**Excerpted text**
Severity modifiers
Next to every pair's numeric score, you'll see a word: Info, Low, Medium, High, or Severe. That's the severity. It tells you which pairs to look at first. This page explains what pushes severity up and what pulls it down.
Score vs severity, quick version: the score only measures behavior (“does this look like a beacon?”). The severity takes that score and adjusts it based on everything else Beacon knows about the destination (known-bad fingerprints, threat intel hits, suspicious certificates). Two pairs with the same score can land on different severities.
The two numbers, side by side
Score (0–100): how beacon-like the timing, payload, and duration patterns look. Covered in detail on Behavioral scoring.
Severity (Info → Severe): the triage priority you should treat the pair at. This is what sorts your Detections list by default. A Severe pair lands at the top even if another pair has a slightly higher raw score.

**Data shown**

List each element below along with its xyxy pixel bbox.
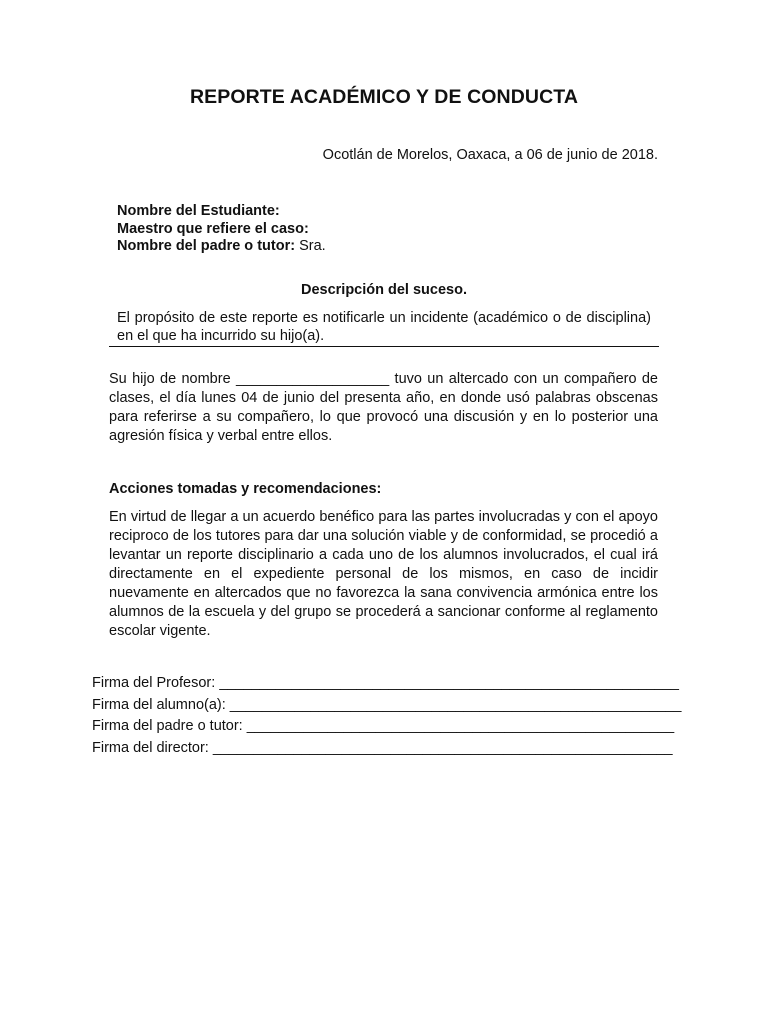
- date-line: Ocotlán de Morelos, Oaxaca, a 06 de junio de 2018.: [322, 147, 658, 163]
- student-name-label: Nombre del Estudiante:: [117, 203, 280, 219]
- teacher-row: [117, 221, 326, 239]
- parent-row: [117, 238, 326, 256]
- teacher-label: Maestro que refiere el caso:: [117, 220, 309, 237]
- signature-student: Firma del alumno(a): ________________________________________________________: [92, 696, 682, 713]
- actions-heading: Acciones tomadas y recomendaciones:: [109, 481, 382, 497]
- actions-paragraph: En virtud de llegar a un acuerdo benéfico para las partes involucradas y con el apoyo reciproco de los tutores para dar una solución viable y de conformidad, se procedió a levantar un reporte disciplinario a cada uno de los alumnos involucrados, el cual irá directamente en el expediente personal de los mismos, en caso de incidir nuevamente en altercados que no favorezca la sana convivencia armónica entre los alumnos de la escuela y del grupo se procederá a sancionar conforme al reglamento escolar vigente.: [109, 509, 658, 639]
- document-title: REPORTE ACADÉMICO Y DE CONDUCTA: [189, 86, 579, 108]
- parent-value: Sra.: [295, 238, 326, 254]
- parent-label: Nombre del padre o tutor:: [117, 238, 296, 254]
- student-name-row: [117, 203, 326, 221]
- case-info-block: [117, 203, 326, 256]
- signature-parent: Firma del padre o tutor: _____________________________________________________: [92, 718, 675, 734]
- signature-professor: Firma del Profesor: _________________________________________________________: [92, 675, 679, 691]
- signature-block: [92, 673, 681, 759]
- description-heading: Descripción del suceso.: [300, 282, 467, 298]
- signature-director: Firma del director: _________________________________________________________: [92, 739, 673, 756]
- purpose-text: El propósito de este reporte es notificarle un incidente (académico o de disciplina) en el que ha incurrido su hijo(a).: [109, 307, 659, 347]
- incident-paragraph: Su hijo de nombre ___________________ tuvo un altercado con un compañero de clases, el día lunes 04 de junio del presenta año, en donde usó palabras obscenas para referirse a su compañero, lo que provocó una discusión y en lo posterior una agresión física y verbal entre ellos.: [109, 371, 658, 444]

--

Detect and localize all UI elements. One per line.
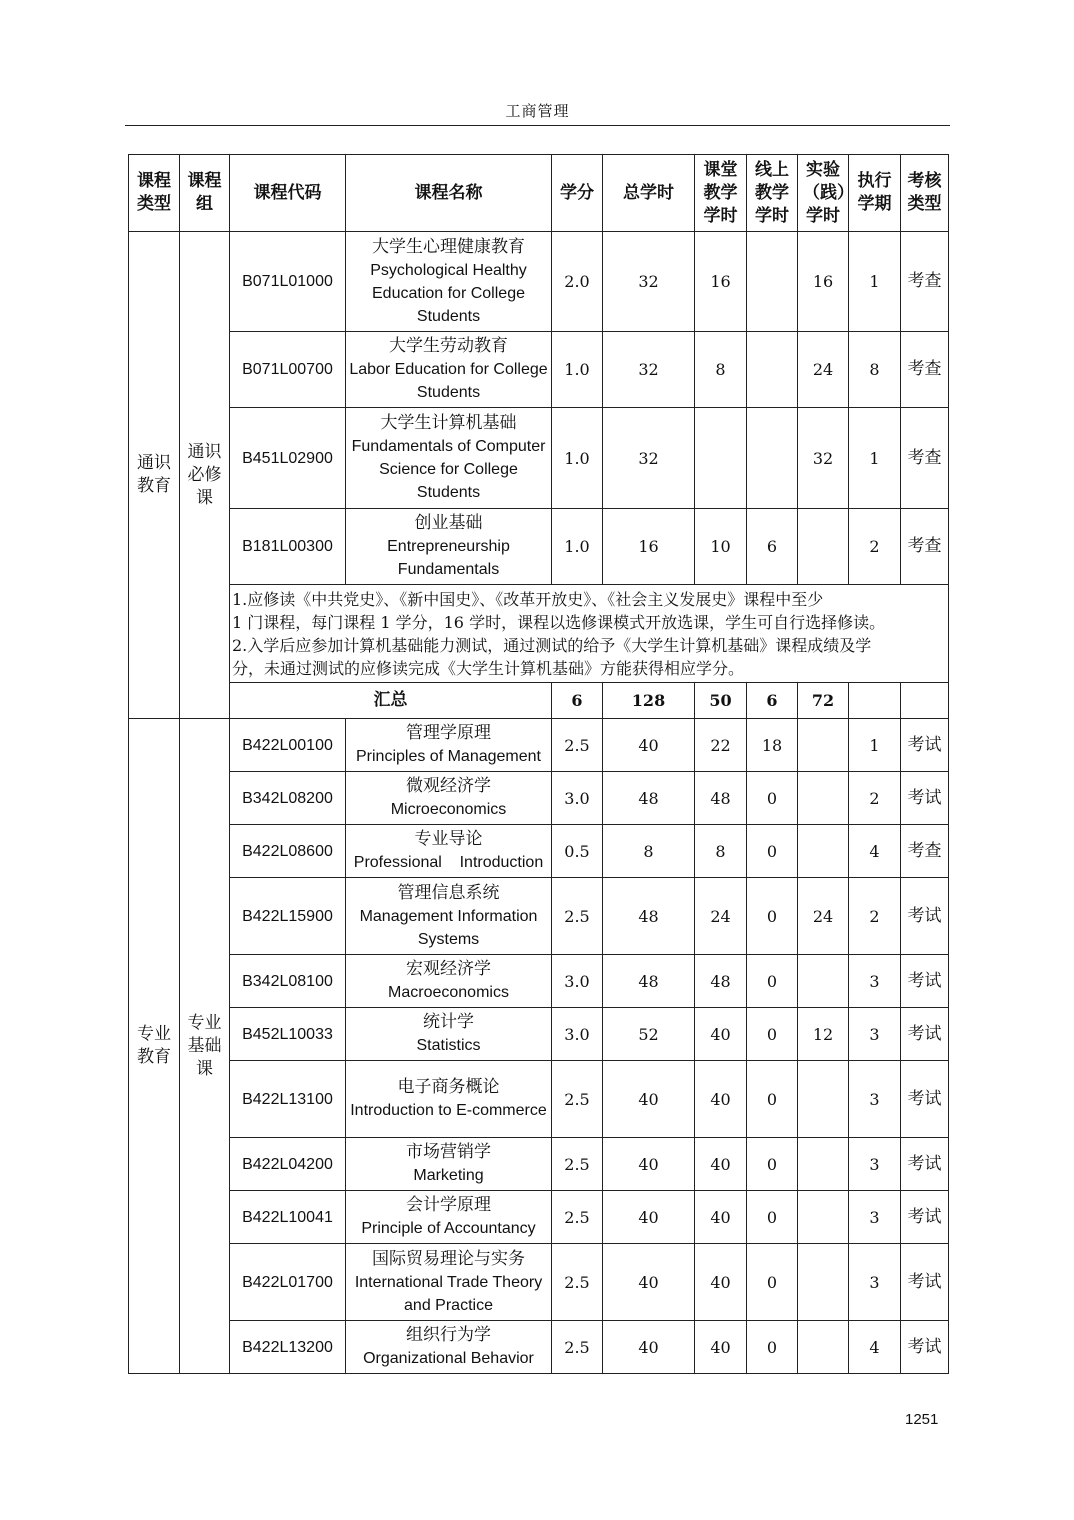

...

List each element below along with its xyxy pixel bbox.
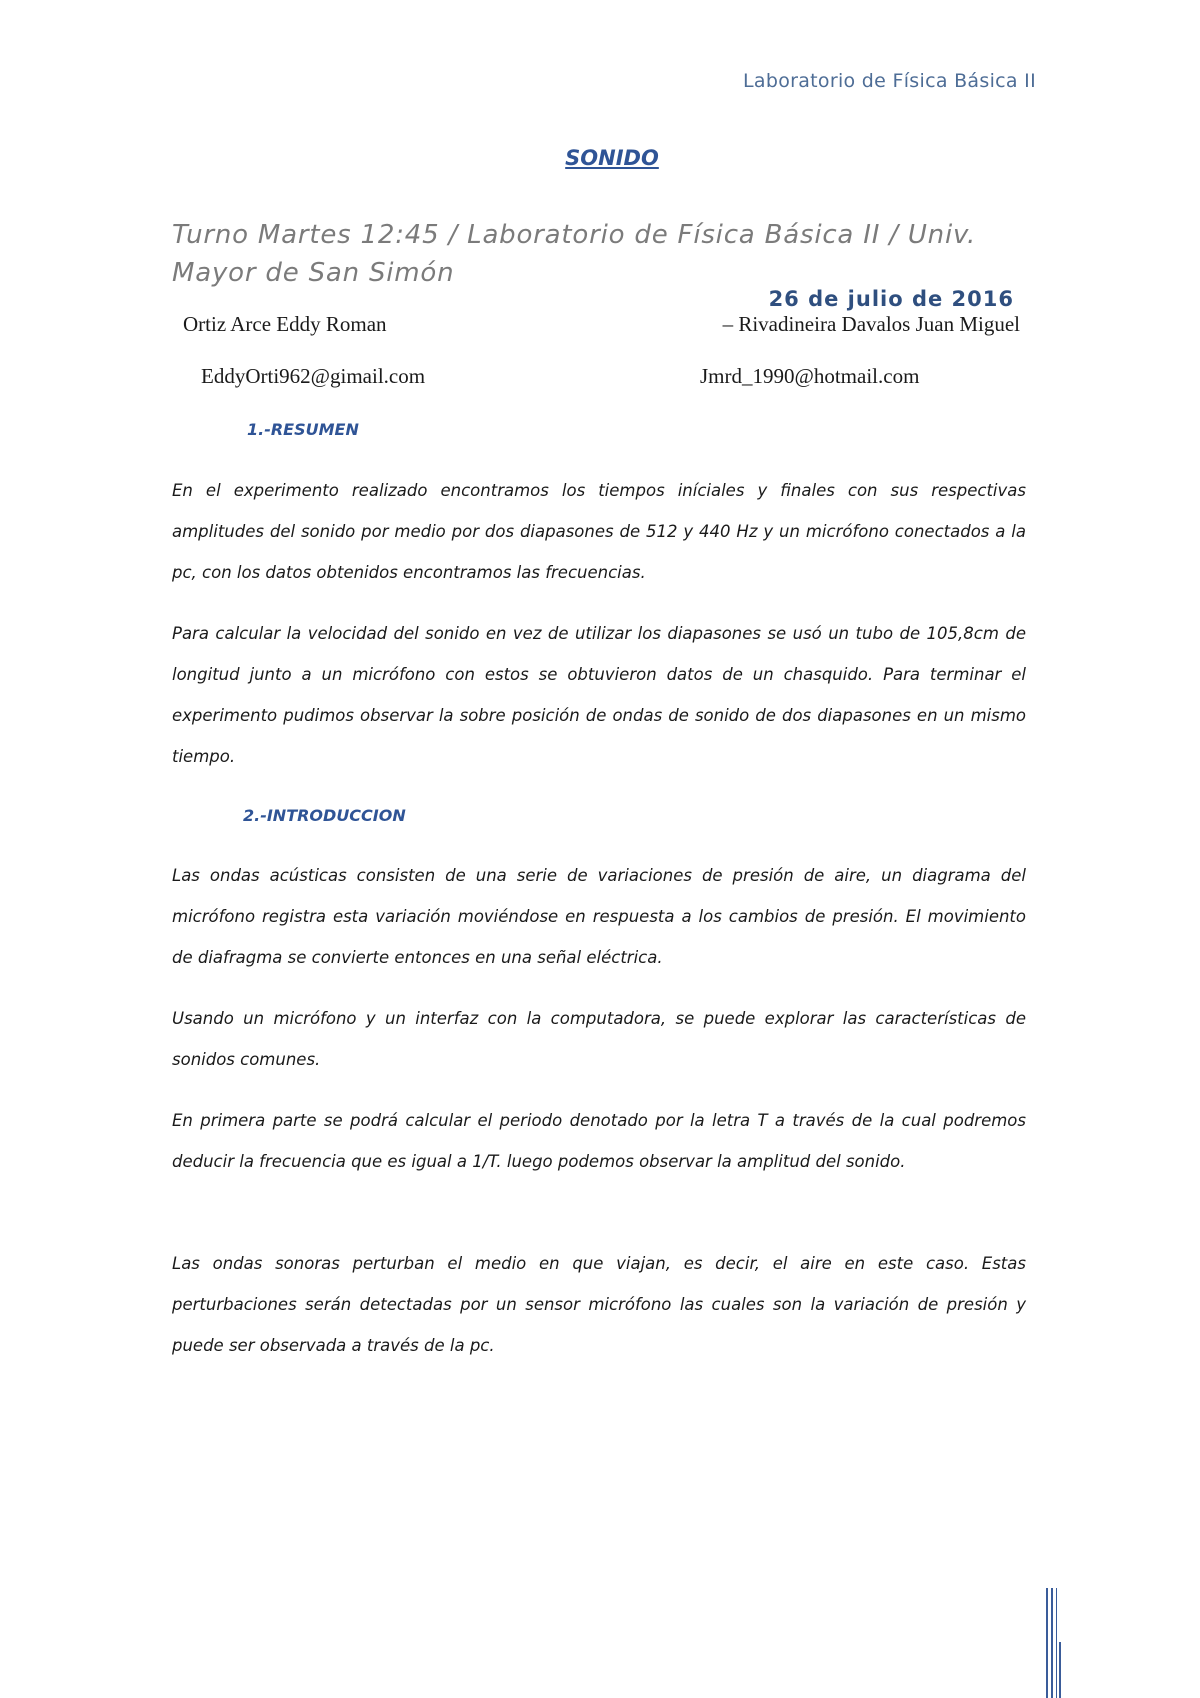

**What the exercise asks**
In the severity modifiers page, what sorts the Detections list by default?

**Response to this exercise**
The severity.